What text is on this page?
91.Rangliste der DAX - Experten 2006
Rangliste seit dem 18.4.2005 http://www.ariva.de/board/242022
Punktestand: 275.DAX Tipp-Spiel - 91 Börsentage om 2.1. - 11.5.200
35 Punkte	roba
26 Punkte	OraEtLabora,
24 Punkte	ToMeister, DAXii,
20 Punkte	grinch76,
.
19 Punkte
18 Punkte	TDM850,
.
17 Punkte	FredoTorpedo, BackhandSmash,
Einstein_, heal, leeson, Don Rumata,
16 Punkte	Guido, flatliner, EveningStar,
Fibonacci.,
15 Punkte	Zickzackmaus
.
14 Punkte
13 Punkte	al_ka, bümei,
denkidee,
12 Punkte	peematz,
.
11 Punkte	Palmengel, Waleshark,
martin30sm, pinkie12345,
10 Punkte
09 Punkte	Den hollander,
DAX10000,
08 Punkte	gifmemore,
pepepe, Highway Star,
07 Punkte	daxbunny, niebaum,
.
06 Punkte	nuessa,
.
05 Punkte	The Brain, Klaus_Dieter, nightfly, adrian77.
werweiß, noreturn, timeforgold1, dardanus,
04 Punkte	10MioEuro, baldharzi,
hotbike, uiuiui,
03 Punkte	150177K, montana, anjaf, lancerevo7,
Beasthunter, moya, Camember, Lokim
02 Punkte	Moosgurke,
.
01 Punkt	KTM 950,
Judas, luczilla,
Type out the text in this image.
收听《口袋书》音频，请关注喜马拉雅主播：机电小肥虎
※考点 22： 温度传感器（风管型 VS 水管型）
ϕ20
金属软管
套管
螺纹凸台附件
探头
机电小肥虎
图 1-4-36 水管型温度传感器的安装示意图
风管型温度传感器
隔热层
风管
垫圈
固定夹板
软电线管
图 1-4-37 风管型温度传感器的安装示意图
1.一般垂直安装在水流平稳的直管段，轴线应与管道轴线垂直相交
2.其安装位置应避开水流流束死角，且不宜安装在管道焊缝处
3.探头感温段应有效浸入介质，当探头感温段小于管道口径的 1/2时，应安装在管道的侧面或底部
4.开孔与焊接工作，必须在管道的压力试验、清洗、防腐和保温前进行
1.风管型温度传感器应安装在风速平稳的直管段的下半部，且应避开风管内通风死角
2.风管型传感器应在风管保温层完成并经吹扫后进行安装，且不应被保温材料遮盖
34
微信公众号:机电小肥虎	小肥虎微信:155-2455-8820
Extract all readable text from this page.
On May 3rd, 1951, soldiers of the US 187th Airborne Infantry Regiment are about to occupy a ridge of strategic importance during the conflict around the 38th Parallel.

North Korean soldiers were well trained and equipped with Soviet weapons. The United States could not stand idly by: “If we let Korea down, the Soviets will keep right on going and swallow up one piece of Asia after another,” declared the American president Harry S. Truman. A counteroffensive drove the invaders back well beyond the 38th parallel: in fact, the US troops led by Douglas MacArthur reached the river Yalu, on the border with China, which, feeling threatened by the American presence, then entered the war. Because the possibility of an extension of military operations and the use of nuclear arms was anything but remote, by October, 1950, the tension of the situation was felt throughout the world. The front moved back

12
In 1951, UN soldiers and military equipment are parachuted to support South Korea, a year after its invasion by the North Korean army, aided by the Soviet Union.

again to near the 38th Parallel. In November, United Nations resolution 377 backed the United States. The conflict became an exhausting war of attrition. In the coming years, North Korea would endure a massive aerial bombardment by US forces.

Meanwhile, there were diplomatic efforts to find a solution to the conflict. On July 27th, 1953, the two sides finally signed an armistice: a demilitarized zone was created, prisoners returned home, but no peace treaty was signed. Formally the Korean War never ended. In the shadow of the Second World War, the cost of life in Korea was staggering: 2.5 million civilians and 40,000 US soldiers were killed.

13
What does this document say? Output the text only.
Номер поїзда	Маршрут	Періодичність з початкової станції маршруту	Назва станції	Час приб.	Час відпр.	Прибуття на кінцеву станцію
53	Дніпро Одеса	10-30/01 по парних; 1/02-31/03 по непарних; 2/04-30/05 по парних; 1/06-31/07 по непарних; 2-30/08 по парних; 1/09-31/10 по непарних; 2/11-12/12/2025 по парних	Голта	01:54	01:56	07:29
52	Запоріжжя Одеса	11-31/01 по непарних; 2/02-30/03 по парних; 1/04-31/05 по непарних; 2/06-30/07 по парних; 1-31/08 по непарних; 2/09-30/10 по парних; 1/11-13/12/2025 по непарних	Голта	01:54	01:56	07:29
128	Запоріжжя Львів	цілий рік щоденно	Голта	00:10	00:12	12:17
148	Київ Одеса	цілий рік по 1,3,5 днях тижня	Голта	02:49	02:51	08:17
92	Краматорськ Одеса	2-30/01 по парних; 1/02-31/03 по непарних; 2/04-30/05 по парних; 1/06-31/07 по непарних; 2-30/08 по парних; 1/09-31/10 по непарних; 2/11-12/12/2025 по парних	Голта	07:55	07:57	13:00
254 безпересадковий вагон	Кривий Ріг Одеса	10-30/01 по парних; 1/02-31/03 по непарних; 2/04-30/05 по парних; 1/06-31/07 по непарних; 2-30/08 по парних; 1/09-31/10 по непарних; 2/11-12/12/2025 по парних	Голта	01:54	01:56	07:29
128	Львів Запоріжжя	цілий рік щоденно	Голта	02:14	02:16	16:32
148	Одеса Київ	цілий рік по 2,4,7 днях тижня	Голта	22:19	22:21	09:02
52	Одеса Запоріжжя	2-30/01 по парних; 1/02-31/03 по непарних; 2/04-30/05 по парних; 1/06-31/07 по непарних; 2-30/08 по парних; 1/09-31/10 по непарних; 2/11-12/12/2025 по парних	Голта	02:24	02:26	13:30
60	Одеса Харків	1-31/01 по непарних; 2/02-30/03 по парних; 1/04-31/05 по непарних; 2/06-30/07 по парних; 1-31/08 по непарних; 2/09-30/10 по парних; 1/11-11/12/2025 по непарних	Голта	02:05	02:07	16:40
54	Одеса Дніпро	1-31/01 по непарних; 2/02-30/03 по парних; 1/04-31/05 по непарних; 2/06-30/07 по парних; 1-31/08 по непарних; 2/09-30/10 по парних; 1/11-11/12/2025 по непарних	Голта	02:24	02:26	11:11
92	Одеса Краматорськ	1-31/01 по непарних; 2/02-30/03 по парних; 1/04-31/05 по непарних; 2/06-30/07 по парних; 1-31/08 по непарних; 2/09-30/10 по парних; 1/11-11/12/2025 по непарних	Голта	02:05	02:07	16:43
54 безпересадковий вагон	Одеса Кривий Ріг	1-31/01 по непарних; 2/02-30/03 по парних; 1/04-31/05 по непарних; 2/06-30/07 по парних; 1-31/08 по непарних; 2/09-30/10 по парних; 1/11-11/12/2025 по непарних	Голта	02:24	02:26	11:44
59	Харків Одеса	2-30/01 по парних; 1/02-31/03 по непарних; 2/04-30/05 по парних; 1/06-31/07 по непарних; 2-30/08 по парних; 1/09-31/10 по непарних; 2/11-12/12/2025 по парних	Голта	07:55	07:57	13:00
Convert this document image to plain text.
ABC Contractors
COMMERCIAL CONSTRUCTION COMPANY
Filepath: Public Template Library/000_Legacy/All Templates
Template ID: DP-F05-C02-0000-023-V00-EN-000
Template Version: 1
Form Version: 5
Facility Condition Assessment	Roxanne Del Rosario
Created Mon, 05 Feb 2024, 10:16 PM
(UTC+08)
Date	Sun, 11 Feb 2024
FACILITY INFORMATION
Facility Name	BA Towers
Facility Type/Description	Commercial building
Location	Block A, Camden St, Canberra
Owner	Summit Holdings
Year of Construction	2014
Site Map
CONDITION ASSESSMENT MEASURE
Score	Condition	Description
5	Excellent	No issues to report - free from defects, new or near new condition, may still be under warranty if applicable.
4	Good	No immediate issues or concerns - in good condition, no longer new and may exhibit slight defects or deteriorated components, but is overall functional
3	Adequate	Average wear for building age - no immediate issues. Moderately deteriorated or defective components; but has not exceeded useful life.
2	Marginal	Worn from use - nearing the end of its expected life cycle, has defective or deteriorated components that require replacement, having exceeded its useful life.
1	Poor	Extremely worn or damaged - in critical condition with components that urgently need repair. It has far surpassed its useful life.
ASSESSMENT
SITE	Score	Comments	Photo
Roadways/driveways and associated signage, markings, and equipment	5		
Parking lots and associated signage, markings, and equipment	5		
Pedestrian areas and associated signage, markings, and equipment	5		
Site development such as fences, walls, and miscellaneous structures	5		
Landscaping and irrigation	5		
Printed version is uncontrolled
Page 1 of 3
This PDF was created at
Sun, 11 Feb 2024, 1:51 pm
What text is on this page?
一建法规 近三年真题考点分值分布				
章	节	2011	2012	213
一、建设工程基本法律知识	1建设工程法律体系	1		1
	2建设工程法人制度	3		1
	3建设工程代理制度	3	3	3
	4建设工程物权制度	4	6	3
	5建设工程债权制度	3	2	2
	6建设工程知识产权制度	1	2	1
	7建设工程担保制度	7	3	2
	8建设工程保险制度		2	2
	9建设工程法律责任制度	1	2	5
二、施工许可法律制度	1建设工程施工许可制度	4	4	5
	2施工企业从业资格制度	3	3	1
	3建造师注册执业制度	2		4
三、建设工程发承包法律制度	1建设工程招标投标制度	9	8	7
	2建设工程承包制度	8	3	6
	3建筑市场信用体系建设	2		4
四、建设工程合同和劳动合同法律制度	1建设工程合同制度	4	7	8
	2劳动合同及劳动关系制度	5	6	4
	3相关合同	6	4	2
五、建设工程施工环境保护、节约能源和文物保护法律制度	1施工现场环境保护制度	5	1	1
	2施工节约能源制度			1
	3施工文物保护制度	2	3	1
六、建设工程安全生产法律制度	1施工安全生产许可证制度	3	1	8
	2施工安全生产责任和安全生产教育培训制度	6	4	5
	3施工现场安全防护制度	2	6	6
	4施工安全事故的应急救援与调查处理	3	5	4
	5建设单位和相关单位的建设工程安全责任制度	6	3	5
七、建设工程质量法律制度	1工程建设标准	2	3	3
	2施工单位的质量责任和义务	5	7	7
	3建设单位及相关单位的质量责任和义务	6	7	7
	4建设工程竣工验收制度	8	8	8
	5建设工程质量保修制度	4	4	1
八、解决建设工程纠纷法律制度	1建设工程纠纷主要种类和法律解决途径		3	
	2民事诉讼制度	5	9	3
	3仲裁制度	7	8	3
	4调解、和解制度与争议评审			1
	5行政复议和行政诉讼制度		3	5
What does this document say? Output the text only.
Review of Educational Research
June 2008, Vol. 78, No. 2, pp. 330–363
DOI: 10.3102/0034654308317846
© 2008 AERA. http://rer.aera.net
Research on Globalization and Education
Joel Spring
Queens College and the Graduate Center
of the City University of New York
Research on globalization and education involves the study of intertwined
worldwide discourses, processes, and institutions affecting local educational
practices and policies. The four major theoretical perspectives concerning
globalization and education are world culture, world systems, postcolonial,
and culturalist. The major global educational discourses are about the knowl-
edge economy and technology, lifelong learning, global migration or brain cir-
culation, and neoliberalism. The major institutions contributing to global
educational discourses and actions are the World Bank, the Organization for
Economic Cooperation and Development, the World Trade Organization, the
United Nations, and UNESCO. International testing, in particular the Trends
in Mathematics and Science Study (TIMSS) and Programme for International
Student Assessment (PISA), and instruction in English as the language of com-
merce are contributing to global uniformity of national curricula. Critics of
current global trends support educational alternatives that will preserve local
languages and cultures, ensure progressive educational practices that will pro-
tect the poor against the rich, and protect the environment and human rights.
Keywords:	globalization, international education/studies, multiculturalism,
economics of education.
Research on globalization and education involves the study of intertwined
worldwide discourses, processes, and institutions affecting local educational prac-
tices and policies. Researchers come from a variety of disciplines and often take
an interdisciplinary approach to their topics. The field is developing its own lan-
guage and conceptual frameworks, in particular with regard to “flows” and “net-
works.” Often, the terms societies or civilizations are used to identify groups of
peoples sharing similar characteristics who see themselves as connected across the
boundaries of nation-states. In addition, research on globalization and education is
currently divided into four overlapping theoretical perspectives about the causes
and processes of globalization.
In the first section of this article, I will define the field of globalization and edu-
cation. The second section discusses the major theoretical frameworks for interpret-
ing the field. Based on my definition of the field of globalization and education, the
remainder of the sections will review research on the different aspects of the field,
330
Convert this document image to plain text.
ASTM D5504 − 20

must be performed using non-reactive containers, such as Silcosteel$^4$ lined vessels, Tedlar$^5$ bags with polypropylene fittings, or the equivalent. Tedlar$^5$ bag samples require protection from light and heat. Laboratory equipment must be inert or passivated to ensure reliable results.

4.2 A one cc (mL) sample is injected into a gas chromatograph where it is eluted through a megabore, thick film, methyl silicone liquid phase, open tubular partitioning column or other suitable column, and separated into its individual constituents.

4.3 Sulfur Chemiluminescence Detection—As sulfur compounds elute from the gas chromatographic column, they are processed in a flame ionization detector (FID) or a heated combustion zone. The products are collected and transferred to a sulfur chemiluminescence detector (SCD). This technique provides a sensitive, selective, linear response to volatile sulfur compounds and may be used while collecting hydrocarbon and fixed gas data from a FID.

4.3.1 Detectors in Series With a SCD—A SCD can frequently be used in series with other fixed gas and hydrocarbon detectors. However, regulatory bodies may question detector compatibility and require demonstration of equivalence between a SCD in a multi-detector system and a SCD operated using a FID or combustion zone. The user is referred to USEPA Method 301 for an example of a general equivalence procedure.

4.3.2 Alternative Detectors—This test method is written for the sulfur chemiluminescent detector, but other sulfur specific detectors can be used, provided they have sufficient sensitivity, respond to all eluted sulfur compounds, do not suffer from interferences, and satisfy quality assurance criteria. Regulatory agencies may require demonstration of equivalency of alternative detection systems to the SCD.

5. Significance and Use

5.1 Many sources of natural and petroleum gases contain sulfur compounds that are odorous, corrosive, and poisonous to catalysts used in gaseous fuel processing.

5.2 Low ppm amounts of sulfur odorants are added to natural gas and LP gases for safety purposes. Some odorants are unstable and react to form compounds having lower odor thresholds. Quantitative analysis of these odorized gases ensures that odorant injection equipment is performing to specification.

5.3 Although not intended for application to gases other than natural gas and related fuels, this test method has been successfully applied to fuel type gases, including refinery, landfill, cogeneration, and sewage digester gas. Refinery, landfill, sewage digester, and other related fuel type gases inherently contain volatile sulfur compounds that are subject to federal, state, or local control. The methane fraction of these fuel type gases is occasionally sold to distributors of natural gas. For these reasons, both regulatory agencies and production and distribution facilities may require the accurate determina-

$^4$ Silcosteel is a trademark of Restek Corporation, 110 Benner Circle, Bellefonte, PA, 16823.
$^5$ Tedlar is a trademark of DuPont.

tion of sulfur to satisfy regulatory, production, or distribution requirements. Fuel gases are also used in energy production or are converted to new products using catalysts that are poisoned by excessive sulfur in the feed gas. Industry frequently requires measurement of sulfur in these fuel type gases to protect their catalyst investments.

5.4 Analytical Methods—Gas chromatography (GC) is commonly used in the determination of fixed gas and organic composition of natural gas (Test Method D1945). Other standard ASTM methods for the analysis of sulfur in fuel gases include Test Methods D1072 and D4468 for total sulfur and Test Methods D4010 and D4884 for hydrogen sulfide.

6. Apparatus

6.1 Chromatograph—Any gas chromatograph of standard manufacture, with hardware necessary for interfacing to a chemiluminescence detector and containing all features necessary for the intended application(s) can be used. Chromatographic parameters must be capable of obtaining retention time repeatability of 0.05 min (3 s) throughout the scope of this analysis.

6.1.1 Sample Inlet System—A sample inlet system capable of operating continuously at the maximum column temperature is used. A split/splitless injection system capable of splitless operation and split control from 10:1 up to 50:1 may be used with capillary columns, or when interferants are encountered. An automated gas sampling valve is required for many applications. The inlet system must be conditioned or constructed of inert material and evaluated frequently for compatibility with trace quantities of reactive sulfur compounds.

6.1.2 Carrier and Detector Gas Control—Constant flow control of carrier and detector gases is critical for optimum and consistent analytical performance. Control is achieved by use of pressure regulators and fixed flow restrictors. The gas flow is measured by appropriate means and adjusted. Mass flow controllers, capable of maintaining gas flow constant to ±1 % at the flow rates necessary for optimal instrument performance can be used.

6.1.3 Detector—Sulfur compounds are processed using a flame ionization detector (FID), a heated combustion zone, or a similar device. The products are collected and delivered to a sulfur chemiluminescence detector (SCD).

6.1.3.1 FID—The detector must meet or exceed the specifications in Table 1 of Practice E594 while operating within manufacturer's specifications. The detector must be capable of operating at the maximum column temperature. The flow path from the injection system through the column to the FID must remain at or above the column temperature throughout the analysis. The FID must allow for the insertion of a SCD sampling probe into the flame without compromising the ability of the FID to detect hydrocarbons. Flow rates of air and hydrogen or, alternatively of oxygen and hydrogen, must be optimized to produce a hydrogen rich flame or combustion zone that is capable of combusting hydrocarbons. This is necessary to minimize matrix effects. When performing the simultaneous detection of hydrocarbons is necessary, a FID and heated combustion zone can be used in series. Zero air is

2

====

To do => Go through the entries above and pull out each line with "such" in it.

The result =>
Site development such as fences, walls, and miscellaneous structures	5		
must be performed using non-reactive containers, such as Silcosteel$^4$ lined vessels, Tedlar$^5$ bags with polypropylene fittings, or the equivalent. Tedlar$^5$ bag samples require protection from light and heat. Laboratory equipment must be inert or passivated to ensure reliable results.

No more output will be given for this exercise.